[SOURCE PASSAGE]:
----------

If you’ve already set up the hidden service but lost the connection address, you can obtain it again by running the following command with “admin” on your node:

  $ sudo cat /var/lib/tor/hidden_service_electrs/hostname`
  > abcd...1234.onion

Sparrow configuration

  • Open Sparrow
  • Navigate to the server configuration page by hitting Ctrl+P, or Cmd+, on OSX, then click on “Server”
  • Click on the “Private Electrum” tab. If you’ve already have an existing clearnet connection, click on “Edit Existing Connection”.
  • On the “URL” line, paste your Tor hidden service connection address (e.g. “abcd…1234.onion”) in the first box and 50002 in the second box
  • Enable SSL by clicking on the slider
  • Click on “Test Connection”. A green tick should appear on the button and you should see something similar to the following output:

    > Connected to [...] on protocol version 1.4
    > [...]
    

Sparrow connect to Electrs via Tor

You’re set! Sparrow is now configured to connect to your node over Tor and you can use it wherever you are.


(Optional) Set up a Tor proxy for external services

If a Tor proxy is configured in Sparrow, all external connections use Tor. This includes rate fetching, coinjoin etc - even transaction broadcasting is then done via external service (like blockstream.info) over Tor for additional privacy. Where-ever possible, the onion URLs of these services are used.

Sparrow can be configured to use an internal (bundled) or external Tor proxy. To use the internal proxy, an onion Electrum server URL must be specified, and the ‘Use Proxy’ toggle must be off. Therefore, the following section only applies if you connect to your Electrum server using the local IP address within your local network (e.g., raspibolt.local or 192.168.0.20). If you’re using a Tor onion address to connect to your node, then Sparrow is already using the internal proxy and there is nothing else to be done!

----------

[Document structure recognition data]:

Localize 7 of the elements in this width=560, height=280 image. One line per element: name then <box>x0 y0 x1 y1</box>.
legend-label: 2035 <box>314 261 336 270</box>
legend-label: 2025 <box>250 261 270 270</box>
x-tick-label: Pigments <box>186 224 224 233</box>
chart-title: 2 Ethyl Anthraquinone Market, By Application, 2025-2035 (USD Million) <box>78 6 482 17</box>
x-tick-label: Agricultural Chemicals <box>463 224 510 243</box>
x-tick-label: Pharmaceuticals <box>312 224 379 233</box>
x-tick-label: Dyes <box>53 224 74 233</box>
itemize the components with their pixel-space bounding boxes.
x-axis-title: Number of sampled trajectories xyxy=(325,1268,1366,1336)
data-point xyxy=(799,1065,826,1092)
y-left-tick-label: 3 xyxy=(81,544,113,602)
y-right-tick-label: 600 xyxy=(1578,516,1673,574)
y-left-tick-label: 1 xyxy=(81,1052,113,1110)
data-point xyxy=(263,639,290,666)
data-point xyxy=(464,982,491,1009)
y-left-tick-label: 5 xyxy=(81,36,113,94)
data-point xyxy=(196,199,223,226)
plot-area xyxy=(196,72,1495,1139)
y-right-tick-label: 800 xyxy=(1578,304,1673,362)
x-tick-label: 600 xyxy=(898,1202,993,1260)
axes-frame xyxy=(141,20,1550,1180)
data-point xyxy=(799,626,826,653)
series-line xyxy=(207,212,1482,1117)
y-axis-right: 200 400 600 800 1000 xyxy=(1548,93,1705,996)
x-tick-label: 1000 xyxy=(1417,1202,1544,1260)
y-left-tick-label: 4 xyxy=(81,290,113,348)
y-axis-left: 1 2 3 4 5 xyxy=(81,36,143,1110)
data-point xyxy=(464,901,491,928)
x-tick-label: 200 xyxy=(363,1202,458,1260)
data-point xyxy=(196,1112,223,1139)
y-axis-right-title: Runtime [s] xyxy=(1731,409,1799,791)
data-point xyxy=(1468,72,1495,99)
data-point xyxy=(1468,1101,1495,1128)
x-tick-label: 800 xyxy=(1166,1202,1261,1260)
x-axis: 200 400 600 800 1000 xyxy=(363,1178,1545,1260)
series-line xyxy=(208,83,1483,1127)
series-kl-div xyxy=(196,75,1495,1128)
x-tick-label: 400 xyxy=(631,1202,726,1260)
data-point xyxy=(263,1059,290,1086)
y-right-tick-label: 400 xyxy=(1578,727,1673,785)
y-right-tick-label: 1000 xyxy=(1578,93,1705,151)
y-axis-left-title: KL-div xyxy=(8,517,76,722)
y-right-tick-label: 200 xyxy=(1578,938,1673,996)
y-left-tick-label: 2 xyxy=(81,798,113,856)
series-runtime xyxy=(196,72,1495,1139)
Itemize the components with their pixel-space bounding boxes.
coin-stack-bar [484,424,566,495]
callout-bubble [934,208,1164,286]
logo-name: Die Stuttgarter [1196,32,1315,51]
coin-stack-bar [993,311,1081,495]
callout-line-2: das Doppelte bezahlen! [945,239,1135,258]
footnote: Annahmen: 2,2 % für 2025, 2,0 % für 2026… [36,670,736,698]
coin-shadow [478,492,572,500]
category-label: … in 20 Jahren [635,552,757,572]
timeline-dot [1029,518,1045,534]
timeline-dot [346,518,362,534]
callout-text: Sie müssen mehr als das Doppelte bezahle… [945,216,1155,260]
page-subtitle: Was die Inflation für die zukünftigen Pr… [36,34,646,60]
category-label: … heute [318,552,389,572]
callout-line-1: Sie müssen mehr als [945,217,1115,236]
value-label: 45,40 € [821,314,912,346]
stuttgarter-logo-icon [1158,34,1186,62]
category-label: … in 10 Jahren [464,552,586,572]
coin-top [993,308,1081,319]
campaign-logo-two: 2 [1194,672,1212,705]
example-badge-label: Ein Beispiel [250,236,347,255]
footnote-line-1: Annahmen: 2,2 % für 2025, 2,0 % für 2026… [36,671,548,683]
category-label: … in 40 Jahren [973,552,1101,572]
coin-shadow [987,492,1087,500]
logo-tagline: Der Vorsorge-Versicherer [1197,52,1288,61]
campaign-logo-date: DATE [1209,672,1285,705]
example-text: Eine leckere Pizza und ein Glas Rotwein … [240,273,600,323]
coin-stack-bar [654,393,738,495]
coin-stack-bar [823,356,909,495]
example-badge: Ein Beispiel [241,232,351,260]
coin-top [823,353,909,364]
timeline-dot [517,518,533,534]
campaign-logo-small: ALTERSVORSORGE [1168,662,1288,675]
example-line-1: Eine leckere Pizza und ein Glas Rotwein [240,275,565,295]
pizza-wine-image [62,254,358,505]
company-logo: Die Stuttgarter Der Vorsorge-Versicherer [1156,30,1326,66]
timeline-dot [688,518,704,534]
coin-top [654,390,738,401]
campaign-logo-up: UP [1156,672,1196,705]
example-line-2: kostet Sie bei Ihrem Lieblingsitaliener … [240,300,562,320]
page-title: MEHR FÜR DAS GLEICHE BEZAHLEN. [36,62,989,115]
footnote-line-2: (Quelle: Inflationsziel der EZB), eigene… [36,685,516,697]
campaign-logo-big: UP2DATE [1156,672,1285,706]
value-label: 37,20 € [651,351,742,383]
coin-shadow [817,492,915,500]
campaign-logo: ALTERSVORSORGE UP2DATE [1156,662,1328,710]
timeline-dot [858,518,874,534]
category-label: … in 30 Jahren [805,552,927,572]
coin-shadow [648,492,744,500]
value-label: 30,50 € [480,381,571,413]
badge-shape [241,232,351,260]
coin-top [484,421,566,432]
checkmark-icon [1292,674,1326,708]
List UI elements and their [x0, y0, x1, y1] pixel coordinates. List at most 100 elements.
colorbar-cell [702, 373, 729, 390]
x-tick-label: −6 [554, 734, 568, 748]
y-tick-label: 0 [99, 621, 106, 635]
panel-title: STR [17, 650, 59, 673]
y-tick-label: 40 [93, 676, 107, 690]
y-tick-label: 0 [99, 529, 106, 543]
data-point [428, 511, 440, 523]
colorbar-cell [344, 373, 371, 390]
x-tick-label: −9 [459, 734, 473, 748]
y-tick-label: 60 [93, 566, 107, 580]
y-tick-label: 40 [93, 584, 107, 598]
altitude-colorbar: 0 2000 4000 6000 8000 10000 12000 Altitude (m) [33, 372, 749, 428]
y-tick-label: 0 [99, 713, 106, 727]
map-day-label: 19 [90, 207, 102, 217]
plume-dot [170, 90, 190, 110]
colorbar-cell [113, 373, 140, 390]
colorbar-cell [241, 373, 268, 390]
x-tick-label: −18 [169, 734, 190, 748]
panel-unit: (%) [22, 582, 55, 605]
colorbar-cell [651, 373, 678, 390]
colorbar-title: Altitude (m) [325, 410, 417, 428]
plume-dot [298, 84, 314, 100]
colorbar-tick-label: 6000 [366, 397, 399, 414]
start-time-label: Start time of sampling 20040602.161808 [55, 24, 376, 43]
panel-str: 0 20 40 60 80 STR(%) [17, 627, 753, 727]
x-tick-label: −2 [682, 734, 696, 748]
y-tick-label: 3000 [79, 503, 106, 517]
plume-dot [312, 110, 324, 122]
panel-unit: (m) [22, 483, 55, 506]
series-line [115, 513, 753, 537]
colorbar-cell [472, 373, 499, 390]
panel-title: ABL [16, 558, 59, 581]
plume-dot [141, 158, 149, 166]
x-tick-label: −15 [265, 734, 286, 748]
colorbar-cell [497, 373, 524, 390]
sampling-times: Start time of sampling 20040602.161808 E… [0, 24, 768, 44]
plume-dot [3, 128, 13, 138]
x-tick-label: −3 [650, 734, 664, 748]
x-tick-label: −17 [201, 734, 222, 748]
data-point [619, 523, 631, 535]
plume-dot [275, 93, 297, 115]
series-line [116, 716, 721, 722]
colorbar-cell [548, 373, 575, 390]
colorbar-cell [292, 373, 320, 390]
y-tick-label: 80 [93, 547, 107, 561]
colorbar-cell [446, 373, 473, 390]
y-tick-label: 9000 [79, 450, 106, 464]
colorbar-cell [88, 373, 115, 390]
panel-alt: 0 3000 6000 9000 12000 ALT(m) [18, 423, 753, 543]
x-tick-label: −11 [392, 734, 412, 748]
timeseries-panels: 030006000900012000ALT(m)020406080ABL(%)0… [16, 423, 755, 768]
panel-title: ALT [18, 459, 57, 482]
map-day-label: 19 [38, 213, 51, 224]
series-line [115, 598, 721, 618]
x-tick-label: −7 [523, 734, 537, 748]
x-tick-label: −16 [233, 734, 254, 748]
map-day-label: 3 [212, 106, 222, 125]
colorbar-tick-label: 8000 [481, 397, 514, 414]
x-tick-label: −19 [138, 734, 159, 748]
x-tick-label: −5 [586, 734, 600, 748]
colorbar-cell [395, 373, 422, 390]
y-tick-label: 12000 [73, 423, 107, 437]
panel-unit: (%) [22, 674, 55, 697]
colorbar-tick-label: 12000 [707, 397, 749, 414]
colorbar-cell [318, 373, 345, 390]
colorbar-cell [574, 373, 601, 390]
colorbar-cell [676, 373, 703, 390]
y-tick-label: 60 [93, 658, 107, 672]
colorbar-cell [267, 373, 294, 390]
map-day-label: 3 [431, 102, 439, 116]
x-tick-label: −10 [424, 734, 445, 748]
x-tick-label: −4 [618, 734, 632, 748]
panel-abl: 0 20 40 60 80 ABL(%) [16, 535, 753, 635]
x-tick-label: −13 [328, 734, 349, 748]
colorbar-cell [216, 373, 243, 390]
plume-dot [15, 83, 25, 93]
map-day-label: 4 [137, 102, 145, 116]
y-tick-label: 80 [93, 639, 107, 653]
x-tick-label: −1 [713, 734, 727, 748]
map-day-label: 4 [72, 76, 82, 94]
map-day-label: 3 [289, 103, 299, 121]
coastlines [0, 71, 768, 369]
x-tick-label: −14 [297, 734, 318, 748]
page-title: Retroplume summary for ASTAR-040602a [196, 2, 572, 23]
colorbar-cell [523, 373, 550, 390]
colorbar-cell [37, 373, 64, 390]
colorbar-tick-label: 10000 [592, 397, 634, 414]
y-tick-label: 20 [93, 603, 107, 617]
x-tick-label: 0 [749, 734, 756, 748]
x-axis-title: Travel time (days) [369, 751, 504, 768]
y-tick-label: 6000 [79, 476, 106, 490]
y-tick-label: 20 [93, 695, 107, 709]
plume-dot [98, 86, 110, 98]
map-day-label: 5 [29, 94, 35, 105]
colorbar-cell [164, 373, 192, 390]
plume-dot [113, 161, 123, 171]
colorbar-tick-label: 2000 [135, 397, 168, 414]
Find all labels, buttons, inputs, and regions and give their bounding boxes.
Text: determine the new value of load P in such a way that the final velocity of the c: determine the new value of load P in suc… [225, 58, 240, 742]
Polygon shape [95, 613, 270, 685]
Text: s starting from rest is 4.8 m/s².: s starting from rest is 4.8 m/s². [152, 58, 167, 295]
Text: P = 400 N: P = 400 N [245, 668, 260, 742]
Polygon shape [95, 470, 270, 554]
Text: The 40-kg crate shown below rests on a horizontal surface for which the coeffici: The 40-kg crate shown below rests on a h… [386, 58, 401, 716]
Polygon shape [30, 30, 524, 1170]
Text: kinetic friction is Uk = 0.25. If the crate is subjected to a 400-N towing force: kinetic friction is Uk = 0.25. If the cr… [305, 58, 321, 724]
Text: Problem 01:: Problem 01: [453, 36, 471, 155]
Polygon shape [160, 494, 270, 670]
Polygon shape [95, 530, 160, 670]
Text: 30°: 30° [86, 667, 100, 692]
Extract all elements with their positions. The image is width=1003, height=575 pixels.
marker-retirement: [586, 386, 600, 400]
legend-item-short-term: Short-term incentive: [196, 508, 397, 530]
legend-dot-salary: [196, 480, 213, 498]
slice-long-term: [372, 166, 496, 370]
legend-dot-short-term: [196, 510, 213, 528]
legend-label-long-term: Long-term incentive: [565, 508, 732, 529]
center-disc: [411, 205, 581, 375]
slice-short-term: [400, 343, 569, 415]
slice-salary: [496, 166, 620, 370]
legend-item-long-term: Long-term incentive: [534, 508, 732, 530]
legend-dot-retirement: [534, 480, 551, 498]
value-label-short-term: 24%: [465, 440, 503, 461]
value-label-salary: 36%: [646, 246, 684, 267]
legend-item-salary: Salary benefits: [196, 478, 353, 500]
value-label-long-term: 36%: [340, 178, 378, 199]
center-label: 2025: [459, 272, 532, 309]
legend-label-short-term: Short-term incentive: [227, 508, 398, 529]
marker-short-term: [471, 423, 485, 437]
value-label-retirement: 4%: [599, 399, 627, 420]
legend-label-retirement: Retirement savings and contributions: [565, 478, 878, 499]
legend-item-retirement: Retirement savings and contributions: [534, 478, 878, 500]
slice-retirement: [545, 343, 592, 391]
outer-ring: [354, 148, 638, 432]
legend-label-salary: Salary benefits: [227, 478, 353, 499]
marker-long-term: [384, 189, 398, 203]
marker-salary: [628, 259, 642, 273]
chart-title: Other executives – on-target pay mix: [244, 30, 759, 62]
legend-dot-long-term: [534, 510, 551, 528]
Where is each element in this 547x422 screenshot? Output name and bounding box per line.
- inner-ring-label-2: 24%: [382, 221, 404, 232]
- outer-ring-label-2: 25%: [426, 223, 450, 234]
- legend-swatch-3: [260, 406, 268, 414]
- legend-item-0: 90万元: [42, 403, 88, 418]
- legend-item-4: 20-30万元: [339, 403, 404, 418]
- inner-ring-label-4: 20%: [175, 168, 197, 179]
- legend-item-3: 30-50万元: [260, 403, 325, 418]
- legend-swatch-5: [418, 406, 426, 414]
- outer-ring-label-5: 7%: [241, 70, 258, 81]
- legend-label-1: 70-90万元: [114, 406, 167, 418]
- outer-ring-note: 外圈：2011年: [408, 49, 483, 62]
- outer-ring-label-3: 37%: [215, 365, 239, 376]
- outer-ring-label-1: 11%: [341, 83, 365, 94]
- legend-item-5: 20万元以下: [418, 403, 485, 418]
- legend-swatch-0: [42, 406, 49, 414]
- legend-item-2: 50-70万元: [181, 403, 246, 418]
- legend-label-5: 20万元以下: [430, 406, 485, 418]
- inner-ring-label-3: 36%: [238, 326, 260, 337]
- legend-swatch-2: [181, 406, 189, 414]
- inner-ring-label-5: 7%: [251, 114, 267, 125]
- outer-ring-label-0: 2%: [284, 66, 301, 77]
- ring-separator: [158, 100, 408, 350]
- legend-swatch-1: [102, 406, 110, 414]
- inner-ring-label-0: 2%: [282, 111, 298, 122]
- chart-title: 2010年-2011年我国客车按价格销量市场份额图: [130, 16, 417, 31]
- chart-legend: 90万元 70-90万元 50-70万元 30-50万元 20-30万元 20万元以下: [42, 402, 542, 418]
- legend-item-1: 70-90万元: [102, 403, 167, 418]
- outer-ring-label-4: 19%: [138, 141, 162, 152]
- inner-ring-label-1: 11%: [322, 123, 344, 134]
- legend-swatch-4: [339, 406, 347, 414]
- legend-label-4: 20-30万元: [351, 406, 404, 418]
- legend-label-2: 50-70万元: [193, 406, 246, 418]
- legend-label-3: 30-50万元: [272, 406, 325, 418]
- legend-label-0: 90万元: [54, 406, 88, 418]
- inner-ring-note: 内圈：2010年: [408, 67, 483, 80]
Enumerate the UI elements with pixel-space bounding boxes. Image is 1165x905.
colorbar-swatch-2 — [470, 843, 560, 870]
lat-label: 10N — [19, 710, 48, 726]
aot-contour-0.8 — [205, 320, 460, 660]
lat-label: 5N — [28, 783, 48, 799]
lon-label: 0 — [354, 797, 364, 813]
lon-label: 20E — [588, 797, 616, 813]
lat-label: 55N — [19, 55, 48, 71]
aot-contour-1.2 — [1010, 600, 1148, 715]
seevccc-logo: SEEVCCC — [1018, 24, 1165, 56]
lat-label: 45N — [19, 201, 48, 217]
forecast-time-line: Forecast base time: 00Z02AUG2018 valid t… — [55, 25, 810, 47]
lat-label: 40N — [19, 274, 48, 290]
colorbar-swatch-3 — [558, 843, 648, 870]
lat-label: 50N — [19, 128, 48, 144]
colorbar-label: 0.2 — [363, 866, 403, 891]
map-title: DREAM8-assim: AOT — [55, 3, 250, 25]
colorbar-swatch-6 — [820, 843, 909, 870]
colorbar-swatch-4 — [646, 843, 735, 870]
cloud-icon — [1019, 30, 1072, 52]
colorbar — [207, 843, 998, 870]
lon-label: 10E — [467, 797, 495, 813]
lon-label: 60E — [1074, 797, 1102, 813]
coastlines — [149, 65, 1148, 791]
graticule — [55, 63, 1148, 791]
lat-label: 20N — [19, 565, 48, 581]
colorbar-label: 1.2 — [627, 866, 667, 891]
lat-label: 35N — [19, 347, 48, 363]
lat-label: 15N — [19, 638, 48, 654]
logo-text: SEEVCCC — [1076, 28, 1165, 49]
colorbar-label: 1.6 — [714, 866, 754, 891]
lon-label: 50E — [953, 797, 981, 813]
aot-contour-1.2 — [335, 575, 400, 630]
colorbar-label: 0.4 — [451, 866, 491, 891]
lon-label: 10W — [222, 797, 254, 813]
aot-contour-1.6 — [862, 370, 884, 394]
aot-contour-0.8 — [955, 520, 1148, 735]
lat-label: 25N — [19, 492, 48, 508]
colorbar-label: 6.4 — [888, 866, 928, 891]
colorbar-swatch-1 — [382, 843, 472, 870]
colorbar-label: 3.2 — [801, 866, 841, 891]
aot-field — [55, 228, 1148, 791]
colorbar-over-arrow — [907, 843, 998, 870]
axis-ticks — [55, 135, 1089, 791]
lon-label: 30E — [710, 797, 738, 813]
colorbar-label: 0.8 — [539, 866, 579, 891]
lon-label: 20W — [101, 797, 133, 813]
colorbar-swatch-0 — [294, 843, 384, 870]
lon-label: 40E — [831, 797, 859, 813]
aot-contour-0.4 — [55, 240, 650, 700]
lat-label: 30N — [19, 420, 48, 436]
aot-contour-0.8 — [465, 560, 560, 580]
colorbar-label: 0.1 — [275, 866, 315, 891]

----------

[WHAT THIS EXERCISE ASKS]:
[1] Answer these questions using the guide on connecting Sparrow over Tor:
(a) What number goes in the second box on the "URL" line?
(b) Which protocol version appears in the sample output after "Test Connection" is clicked?
(c) Which external service is given as an example for broadcasting transactions over Tor?
[2] Rename "Tor proxy" to "Tor SOCKS proxy" throughout the guide on connecting Sparrow over Tor, between "Sparrow connect to" and "services are used.", inclusive, and give that part of the text back with the change.

[OUTPUTS BY TASK]:
[1]
(a) 50002
(b) 1.4
(c) blockstream.info

[2]
Sparrow connect to Electrs via Tor

You’re set! Sparrow is now configured to connect to your node over Tor and you can use it wherever you are.


(Optional) Set up a Tor SOCKS proxy for external services

If a Tor SOCKS proxy is configured in Sparrow, all external connections use Tor. This includes rate fetching, coinjoin etc - even transaction broadcasting is then done via external service (like blockstream.info) over Tor for additional privacy. Where-ever possible, the onion URLs of these services are used.